Figure data in JSON:
__________________________________________________

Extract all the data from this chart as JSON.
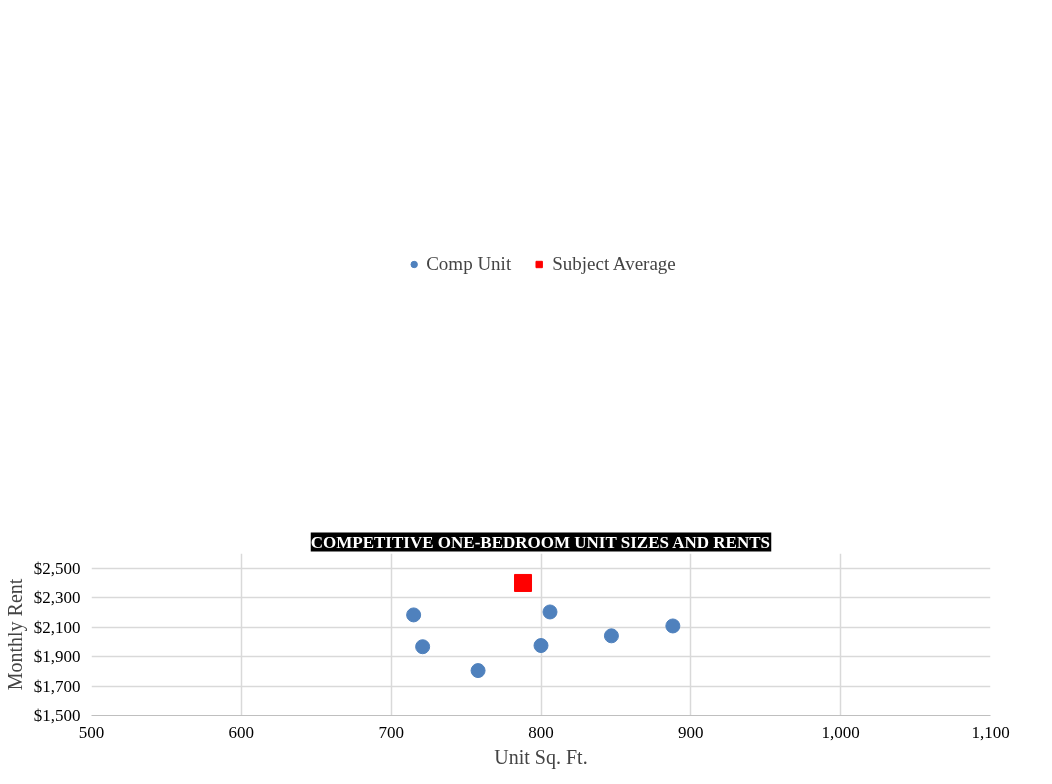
{
  "chart_data": {
    "type": "scatter",
    "title": "COMPETITIVE ONE-BEDROOM UNIT SIZES AND RENTS",
    "xlabel": "Unit Sq. Ft.",
    "ylabel": "Monthly Rent",
    "xlim": [
      500,
      1100
    ],
    "xticks": [
      500,
      600,
      700,
      800,
      900,
      {
        "value": 1000,
        "label": "1,000"
      },
      {
        "value": 1100,
        "label": "1,100"
      }
    ],
    "ylim": [
      1500,
      2600
    ],
    "yticks": [
      {
        "value": 1500,
        "label": "$1,500"
      },
      {
        "value": 1700,
        "label": "$1,700"
      },
      {
        "value": 1900,
        "label": "$1,900"
      },
      {
        "value": 2100,
        "label": "$2,100"
      },
      {
        "value": 2300,
        "label": "$2,300"
      },
      {
        "value": 2500,
        "label": "$2,500"
      }
    ],
    "grid": true,
    "legend": "top",
    "series": [
      {
        "name": "Comp Unit",
        "color": "#4f81bd",
        "marker": "circle",
        "x": [
          715,
          806,
          888,
          847,
          800,
          721,
          758
        ],
        "values": [
          2183,
          2203,
          2108,
          2041,
          1975,
          1967,
          1805
        ]
      },
      {
        "name": "Subject Average",
        "color": "#ff0000",
        "marker": "square",
        "x": [
          788
        ],
        "values": [
          2400
        ]
      }
    ]
  }
}
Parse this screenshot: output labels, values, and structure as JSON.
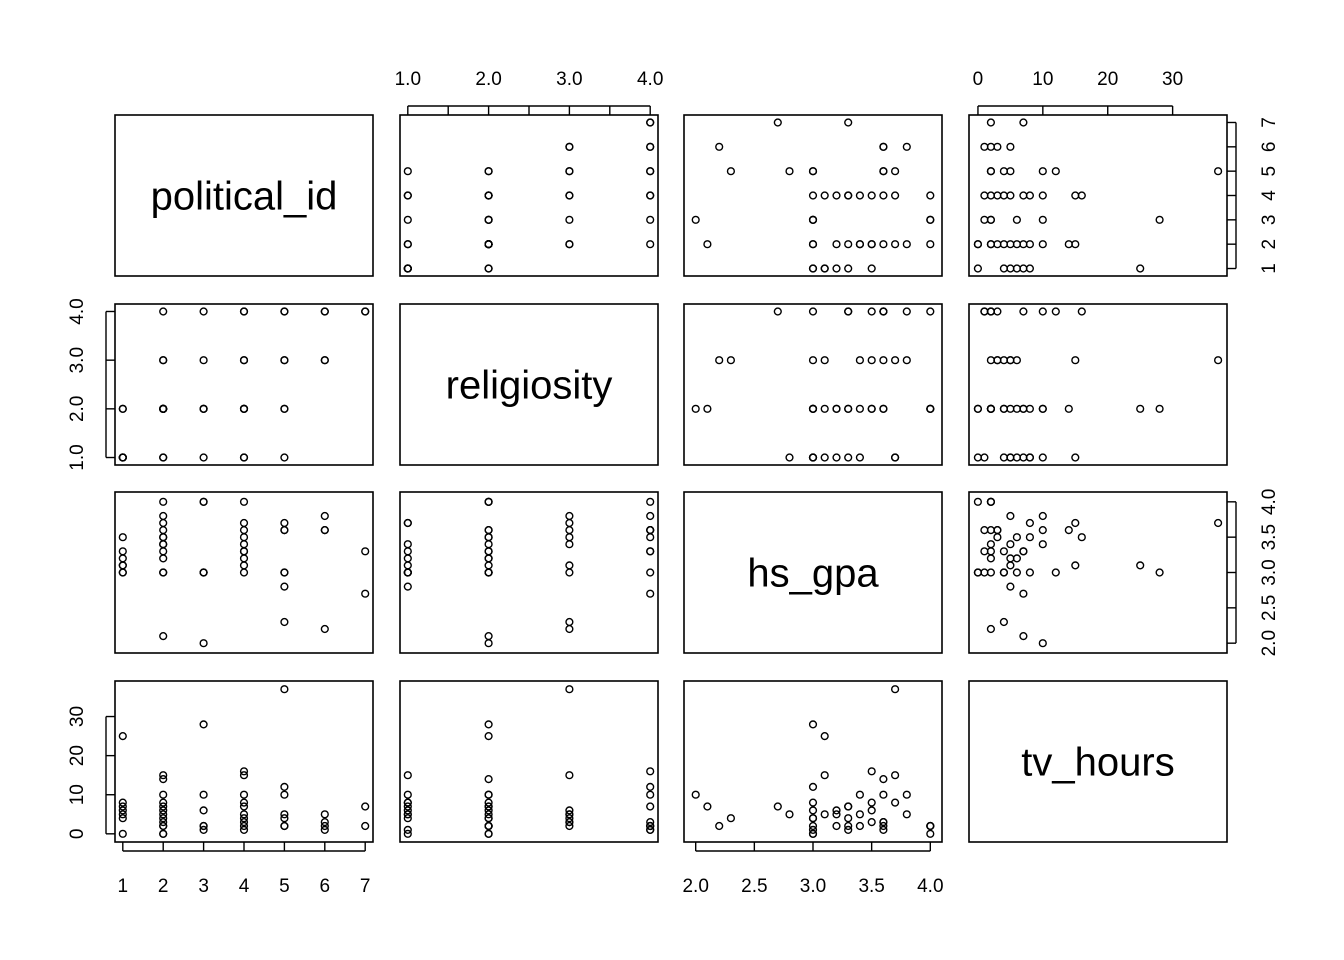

__________________________________________________

Written request>
Print out every entry above without changing a word, and leave out the pictures.

Output>
Extract all the data from this chart as JSON.
{
  "chart_data": {
    "type": "scatter",
    "title": "COMPETITIVE ONE-BEDROOM UNIT SIZES AND RENTS",
    "xlabel": "Unit Sq. Ft.",
    "ylabel": "Monthly Rent",
    "xlim": [
      500,
      1100
    ],
    "xticks": [
      500,
      600,
      700,
      800,
      900,
      {
        "value": 1000,
        "label": "1,000"
      },
      {
        "value": 1100,
        "label": "1,100"
      }
    ],
    "ylim": [
      1500,
      2600
    ],
    "yticks": [
      {
        "value": 1500,
        "label": "$1,500"
      },
      {
        "value": 1700,
        "label": "$1,700"
      },
      {
        "value": 1900,
        "label": "$1,900"
      },
      {
        "value": 2100,
        "label": "$2,100"
      },
      {
        "value": 2300,
        "label": "$2,300"
      },
      {
        "value": 2500,
        "label": "$2,500"
      }
    ],
    "grid": true,
    "legend": "top",
    "series": [
      {
        "name": "Comp Unit",
        "color": "#4f81bd",
        "marker": "circle",
        "x": [
          715,
          806,
          888,
          847,
          800,
          721,
          758
        ],
        "values": [
          2183,
          2203,
          2108,
          2041,
          1975,
          1967,
          1805
        ]
      },
      {
        "name": "Subject Average",
        "color": "#ff0000",
        "marker": "square",
        "x": [
          788
        ],
        "values": [
          2400
        ]
      }
    ]
  }
}
Parse this screenshot: output labels, values, and structure as JSON.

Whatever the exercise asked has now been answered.